Word for word, copy all the data and drop the pictures.
### Record set
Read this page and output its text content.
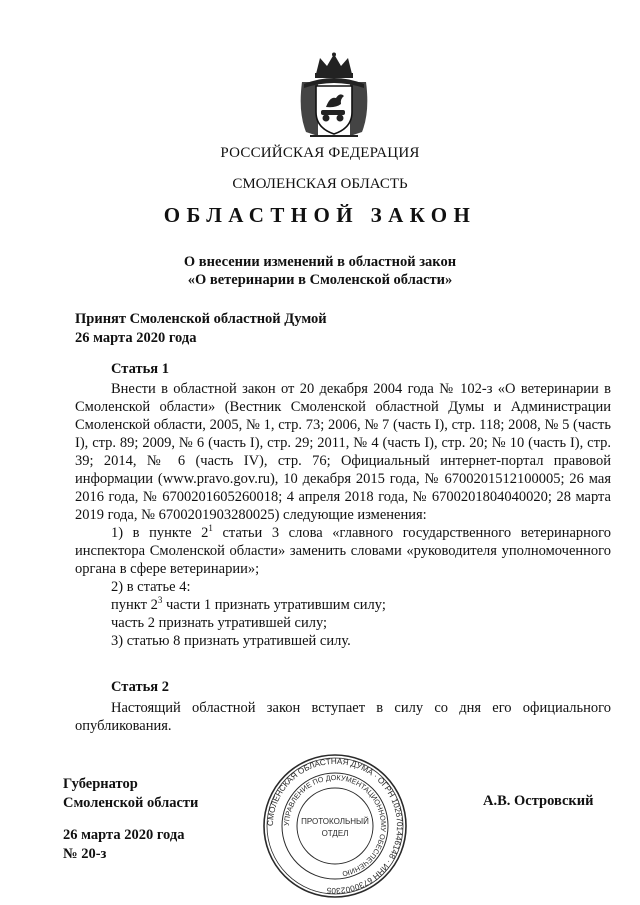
РОССИЙСКАЯ ФЕДЕРАЦИЯ
СМОЛЕНСКАЯ ОБЛАСТЬ
ОБЛАСТНОЙ ЗАКОН
О внесении изменений в областной закон
«О ветеринарии в Смоленской области»
Принят Смоленской областной Думой
26 марта 2020 года
Статья 1

Внести в областной закон от 20 декабря 2004 года № 102-з «О ветеринарии в Смоленской области» (Вестник Смоленской областной Думы и Администрации Смоленской области, 2005, № 1, стр. 73; 2006, № 7 (часть I), стр. 118; 2008, № 5 (часть I), стр. 89; 2009, № 6 (часть I), стр. 29; 2011, № 4 (часть I), стр. 20; № 10 (часть I), стр. 39; 2014, № 6 (часть IV), стр. 76; Официальный интернет-портал правовой информации (www.pravo.gov.ru), 10 декабря 2015 года, № 6700201512100005; 26 мая 2016 года, № 6700201605260018; 4 апреля 2018 года, № 6700201804040020; 28 марта 2019 года, № 6700201903280025) следующие изменения:

1) в пункте $2^1$ статьи 3 слова «главного государственного ветеринарного инспектора Смоленской области» заменить словами «руководителя уполномоченного органа в сфере ветеринарии»;

2) в статье 4:

пункт $2^3$ части 1 признать утратившим силу;

часть 2 признать утратившей силу;

3) статью 8 признать утратившей силу.

Статья 2

Настоящий областной закон вступает в силу со дня его официального опубликования.

Губернатор
Смоленской области	А.В. Островский
26 марта 2020 года
№ 20-з
СМОЛЕНСКАЯ ОБЛАСТНАЯ ДУМА · ОГРН 1026701446148 · ИНН 6730002305
УПРАВЛЕНИЕ ПО ДОКУМЕНТАЦИОННОМУ ОБЕСПЕЧЕНИЮ
ПРОТОКОЛЬНЫЙ
ОТДЕЛ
######
### Full solution
Read this page and output its text content.
РОССИЙСКАЯ ФЕДЕРАЦИЯ
СМОЛЕНСКАЯ ОБЛАСТЬ
ОБЛАСТНОЙ ЗАКОН
О внесении изменений в областной закон
«О ветеринарии в Смоленской области»
Принят Смоленской областной Думой
26 марта 2020 года
Статья 1

Внести в областной закон от 20 декабря 2004 года № 102-з «О ветеринарии в Смоленской области» (Вестник Смоленской областной Думы и Администрации Смоленской области, 2005, № 1, стр. 73; 2006, № 7 (часть I), стр. 118; 2008, № 5 (часть I), стр. 89; 2009, № 6 (часть I), стр. 29; 2011, № 4 (часть I), стр. 20; № 10 (часть I), стр. 39; 2014, № 6 (часть IV), стр. 76; Официальный интернет-портал правовой информации (www.pravo.gov.ru), 10 декабря 2015 года, № 6700201512100005; 26 мая 2016 года, № 6700201605260018; 4 апреля 2018 года, № 6700201804040020; 28 марта 2019 года, № 6700201903280025) следующие изменения:

1) в пункте $2^1$ статьи 3 слова «главного государственного ветеринарного инспектора Смоленской области» заменить словами «руководителя уполномоченного органа в сфере ветеринарии»;

2) в статье 4:

пункт $2^3$ части 1 признать утратившим силу;

часть 2 признать утратившей силу;

3) статью 8 признать утратившей силу.

Статья 2

Настоящий областной закон вступает в силу со дня его официального опубликования.

Губернатор
Смоленской области	А.В. Островский
26 марта 2020 года
№ 20-з
СМОЛЕНСКАЯ ОБЛАСТНАЯ ДУМА · ОГРН 1026701446148 · ИНН 6730002305
УПРАВЛЕНИЕ ПО ДОКУМЕНТАЦИОННОМУ ОБЕСПЕЧЕНИЮ
ПРОТОКОЛЬНЫЙ
ОТДЕЛ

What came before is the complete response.